> Required task
Could you arrange part of the listing below as a JSON list of strings, one string per line and no blank lines? Begin at the line that has "- data-point: [205, 507, 207, 509]" and stop after the line that has "- data-point: [388, 245, 390, 247]".

(Region boundary data)
= = =

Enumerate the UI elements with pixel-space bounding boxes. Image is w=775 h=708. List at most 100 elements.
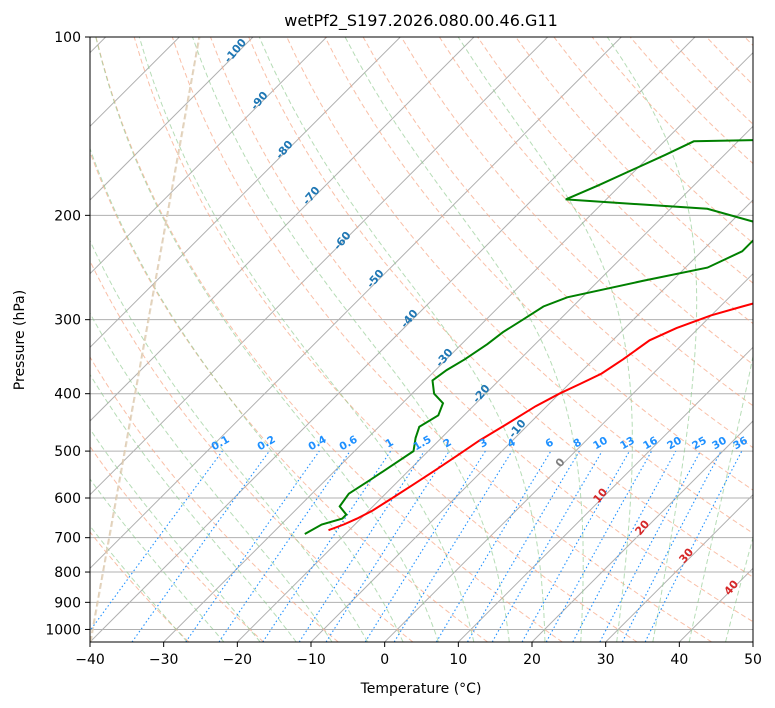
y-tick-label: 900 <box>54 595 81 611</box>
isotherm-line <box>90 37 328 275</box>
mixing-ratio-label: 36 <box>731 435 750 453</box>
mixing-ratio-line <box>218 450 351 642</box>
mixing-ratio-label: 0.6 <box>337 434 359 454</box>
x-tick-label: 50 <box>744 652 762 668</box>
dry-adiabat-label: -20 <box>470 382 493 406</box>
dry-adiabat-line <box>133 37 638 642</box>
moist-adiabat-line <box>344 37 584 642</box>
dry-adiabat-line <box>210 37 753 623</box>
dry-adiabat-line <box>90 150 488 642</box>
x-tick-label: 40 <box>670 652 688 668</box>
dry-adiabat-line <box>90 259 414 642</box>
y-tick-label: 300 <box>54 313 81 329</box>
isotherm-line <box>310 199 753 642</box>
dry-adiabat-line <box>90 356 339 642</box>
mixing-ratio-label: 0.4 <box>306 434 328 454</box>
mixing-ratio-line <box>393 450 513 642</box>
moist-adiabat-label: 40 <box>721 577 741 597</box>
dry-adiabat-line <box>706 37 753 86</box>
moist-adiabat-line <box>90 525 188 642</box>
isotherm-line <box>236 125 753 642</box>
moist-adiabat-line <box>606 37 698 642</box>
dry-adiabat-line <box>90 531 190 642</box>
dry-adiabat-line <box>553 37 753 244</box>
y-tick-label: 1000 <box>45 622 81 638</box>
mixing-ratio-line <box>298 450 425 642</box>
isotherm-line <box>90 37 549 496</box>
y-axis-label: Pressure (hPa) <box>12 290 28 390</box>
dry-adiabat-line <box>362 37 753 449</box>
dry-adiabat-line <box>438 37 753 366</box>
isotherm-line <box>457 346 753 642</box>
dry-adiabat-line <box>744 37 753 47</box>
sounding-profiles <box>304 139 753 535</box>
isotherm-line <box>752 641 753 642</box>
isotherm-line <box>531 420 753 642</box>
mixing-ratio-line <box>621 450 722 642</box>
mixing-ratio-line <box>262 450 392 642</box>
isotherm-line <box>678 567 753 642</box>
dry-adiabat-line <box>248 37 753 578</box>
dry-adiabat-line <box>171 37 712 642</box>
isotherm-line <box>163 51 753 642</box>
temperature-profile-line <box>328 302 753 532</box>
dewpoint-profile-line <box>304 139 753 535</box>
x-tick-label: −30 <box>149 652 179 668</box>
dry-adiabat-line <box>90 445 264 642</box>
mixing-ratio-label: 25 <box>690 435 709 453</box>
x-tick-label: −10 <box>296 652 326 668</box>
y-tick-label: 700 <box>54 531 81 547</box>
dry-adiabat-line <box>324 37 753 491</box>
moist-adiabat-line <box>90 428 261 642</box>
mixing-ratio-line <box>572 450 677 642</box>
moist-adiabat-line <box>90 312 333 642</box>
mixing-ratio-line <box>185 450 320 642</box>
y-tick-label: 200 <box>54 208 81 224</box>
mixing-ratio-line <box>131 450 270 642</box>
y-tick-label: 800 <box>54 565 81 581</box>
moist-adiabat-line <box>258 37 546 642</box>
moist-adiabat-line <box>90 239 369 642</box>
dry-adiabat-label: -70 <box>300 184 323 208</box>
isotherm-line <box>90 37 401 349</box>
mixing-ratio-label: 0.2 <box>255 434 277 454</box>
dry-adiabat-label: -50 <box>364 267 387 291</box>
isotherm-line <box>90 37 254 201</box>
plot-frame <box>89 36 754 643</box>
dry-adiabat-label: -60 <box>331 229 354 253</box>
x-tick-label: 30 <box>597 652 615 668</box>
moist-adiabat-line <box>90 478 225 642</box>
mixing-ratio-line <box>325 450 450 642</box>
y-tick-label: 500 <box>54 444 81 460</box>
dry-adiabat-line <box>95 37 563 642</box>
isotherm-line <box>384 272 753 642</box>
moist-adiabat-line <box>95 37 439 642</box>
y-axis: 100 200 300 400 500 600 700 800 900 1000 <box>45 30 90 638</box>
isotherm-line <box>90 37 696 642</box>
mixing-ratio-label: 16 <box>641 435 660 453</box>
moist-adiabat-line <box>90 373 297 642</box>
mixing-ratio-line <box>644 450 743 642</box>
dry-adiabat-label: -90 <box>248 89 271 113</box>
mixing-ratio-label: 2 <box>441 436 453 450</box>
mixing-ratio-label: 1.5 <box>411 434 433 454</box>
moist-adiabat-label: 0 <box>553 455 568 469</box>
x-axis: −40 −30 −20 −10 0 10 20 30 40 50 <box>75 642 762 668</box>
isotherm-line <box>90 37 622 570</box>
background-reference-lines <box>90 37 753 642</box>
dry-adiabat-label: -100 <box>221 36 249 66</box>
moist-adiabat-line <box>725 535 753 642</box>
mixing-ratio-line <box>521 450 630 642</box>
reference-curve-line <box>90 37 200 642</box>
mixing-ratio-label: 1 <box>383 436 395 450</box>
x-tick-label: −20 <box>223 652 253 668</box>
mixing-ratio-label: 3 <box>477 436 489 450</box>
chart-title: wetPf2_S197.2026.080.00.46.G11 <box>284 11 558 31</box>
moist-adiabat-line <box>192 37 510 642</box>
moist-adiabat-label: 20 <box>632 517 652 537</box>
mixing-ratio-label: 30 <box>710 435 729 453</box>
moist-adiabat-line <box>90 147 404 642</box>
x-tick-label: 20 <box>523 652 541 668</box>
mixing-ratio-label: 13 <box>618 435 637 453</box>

= = =

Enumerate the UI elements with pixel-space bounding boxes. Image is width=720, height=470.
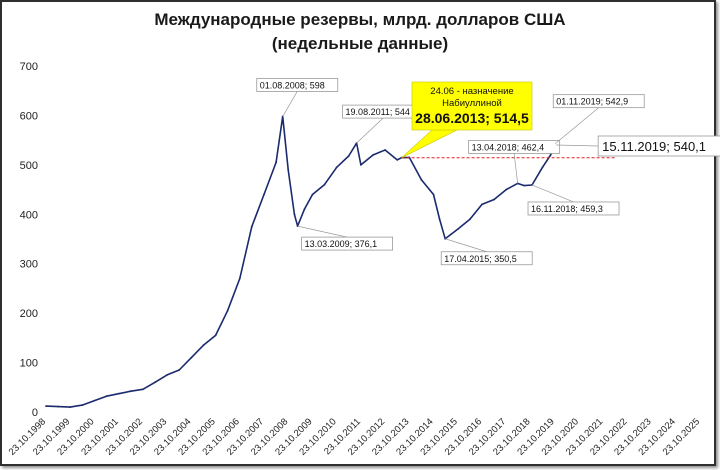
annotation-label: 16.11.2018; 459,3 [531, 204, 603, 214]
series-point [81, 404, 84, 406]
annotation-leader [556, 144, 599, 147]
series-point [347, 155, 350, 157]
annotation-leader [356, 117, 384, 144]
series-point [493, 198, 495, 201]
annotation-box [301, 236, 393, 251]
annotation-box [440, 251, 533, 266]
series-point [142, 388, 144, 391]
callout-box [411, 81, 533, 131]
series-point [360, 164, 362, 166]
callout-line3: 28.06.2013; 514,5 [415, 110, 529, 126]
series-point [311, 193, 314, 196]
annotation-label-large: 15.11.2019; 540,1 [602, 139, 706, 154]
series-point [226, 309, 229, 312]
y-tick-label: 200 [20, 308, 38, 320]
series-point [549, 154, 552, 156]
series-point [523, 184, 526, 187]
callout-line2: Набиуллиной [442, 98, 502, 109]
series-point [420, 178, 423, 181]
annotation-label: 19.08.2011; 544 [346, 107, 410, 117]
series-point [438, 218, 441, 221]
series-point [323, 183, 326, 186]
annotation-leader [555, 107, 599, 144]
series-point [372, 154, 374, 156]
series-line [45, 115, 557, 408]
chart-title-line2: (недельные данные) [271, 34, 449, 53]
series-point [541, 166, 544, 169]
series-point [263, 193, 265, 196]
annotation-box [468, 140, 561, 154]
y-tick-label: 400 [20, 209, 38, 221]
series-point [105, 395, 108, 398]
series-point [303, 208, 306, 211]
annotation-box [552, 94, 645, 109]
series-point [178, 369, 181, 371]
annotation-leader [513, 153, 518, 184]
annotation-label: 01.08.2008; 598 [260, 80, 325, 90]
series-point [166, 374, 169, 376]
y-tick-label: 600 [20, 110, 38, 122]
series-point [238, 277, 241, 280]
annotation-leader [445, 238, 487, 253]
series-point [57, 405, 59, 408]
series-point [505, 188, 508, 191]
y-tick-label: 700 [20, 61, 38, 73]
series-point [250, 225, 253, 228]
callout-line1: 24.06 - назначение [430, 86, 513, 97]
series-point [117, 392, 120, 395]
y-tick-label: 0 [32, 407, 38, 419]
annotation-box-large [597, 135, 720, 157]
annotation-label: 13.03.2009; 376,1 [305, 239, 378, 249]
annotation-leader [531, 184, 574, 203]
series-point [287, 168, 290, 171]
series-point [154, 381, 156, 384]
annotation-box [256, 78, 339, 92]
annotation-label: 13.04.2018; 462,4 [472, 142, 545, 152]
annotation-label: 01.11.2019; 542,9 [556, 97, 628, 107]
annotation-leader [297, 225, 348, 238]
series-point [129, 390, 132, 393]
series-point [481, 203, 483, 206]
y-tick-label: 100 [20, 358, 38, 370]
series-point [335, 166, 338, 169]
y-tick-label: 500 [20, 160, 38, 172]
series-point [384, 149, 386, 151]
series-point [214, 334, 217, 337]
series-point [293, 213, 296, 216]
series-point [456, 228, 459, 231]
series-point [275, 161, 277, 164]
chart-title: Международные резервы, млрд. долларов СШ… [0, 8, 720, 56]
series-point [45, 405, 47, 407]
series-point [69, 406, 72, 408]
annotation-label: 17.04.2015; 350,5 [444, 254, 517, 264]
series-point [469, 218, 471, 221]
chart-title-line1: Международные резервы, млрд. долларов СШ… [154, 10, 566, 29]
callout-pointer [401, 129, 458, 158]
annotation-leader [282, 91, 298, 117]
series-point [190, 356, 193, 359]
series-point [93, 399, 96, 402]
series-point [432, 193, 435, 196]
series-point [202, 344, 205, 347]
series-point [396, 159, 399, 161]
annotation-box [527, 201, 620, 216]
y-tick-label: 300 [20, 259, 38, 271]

= = =

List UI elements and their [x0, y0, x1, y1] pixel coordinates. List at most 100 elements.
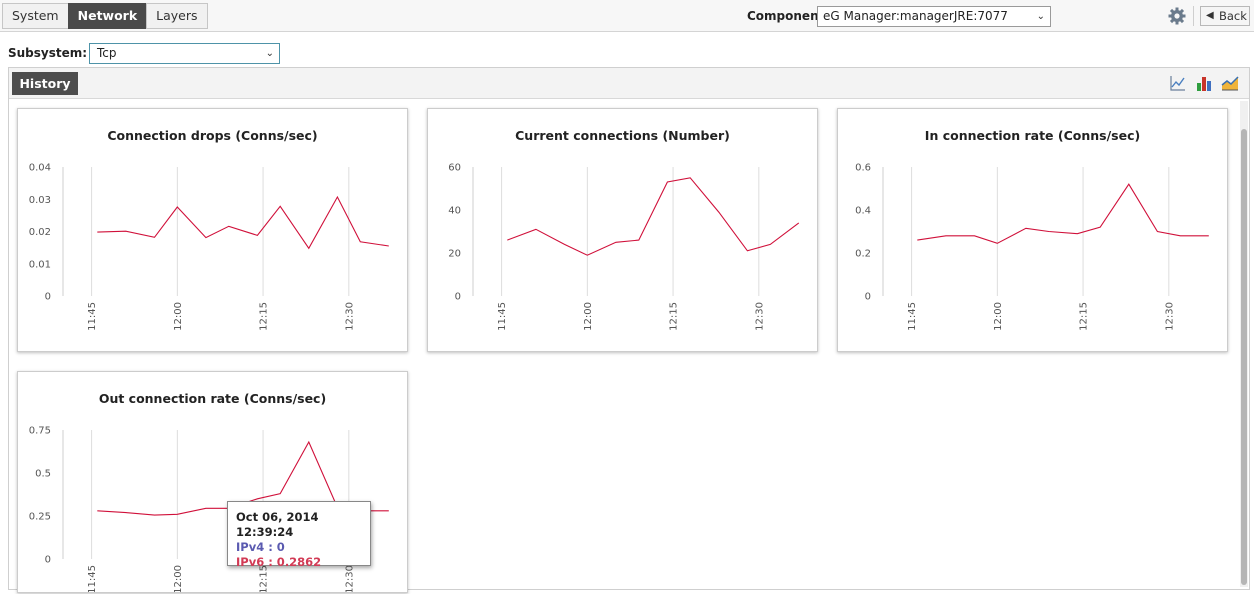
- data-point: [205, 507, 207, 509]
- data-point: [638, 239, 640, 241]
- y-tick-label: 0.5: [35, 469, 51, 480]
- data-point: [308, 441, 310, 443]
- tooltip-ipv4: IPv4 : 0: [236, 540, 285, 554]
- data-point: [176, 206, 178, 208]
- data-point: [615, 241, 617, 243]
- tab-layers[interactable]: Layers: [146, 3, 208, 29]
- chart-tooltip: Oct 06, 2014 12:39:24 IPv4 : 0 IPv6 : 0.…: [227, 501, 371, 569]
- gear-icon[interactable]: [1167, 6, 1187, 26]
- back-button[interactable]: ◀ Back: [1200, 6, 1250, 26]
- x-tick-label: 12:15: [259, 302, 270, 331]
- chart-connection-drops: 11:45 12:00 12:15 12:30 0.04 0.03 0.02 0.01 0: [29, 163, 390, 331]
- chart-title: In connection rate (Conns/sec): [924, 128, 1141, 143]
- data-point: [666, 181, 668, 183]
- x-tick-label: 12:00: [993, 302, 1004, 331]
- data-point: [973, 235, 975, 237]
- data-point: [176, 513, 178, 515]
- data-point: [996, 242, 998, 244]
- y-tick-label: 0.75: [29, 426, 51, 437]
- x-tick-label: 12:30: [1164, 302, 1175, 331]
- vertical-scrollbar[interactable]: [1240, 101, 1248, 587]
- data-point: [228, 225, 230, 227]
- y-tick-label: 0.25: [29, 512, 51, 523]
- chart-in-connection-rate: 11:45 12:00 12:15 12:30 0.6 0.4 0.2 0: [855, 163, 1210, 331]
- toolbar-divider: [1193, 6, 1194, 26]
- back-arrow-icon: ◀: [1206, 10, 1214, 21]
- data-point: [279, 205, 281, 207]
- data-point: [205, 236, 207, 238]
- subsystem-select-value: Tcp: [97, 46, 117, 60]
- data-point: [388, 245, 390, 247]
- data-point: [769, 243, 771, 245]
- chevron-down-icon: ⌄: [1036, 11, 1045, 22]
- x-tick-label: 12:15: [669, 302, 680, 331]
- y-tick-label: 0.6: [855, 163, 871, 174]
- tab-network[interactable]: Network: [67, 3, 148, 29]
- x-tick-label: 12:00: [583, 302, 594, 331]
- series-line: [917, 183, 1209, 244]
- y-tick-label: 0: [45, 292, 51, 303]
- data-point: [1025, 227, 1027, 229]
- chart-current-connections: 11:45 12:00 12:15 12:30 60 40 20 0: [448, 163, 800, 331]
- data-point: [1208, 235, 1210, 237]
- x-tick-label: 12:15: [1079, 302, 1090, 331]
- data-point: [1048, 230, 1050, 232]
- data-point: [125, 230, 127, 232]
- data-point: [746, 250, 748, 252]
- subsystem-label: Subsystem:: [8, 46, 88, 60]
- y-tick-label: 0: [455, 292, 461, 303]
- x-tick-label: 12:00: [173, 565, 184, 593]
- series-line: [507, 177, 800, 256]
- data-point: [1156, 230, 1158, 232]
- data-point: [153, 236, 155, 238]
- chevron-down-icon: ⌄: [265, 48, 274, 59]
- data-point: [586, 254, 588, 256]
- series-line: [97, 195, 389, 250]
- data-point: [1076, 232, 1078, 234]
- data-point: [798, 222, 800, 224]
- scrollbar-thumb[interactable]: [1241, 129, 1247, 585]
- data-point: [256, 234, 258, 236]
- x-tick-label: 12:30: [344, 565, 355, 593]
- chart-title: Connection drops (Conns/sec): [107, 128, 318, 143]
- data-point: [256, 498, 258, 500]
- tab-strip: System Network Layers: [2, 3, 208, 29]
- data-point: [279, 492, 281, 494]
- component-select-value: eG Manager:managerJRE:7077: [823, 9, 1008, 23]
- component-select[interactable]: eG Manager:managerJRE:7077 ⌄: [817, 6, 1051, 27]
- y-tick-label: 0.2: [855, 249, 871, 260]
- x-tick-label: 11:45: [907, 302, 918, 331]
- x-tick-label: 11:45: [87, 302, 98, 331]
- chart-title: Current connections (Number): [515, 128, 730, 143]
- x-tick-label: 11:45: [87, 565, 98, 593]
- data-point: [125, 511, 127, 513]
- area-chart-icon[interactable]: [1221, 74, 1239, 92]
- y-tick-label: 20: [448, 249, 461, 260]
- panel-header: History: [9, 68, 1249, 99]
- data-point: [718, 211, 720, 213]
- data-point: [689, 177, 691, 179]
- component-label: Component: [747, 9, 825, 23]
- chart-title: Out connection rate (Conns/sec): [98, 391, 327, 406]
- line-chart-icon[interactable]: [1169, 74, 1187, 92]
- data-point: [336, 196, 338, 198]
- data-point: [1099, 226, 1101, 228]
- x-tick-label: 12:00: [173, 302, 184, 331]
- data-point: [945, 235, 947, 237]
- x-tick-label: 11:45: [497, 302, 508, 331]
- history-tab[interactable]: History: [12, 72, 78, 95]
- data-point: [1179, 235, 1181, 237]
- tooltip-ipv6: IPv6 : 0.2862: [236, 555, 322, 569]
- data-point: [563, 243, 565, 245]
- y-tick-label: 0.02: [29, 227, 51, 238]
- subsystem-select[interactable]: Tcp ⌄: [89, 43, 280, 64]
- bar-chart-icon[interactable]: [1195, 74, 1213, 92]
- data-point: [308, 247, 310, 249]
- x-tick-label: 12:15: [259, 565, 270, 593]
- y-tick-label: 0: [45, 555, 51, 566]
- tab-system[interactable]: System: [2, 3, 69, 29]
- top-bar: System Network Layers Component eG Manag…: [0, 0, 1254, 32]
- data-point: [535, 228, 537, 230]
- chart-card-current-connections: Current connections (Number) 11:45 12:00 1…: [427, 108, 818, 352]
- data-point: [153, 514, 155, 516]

= = =

> Answer for this exercise
[
  "- data-point: [205, 507, 207, 509]",
  "- data-point: [638, 239, 640, 241]",
  "- y-tick-label: 0.5: [35, 469, 51, 480]",
  "- data-point: [308, 441, 310, 443]",
  "- tooltip-ipv4: IPv4 : 0: [236, 540, 285, 554]",
  "- data-point: [176, 206, 178, 208]",
  "- data-point: [615, 241, 617, 243]",
  "- tab-layers[interactable]: Layers: [146, 3, 208, 29]",
  "- chart-tooltip: Oct 06, 2014 12:39:24 IPv4 : 0 IPv6 : 0.…: [227, 501, 371, 569]",
  "- gear-icon[interactable]: [1167, 6, 1187, 26]",
  "- back-button[interactable]: ◀ Back: [1200, 6, 1250, 26]",
  "- x-tick-label: 12:15: [259, 302, 270, 331]",
  "- chart-connection-drops: 11:45 12:00 12:15 12:30 0.04 0.03 0.02 0.01 0: [29, 163, 390, 331]",
  "- chart-title: In connection rate (Conns/sec): [924, 128, 1141, 143]",
  "- data-point: [666, 181, 668, 183]",
  "- x-tick-label: 12:00: [993, 302, 1004, 331]",
  "- data-point: [973, 235, 975, 237]",
  "- data-point: [176, 513, 178, 515]",
  "- data-point: [996, 242, 998, 244]",
  "- y-tick-label: 0.75: [29, 426, 51, 437]",
  "- x-tick-label: 12:30: [1164, 302, 1175, 331]",
  "- vertical-scrollbar[interactable]: [1240, 101, 1248, 587]",
  "- data-point: [228, 225, 230, 227]",
  "- y-tick-label: 0.25: [29, 512, 51, 523]",
  "- chart-in-connection-rate: 11:45 12:00 12:15 12:30 0.6 0.4 0.2 0: [855, 163, 1210, 331]",
  "- toolbar-divider: [1193, 6, 1194, 26]",
  "- back-arrow-icon: ◀: [1206, 10, 1214, 21]",
  "- data-point: [279, 205, 281, 207]",
  "- data-point: [205, 236, 207, 238]",
  "- subsystem-select-value: Tcp: [97, 46, 117, 60]",
  "- data-point: [388, 245, 390, 247]"
]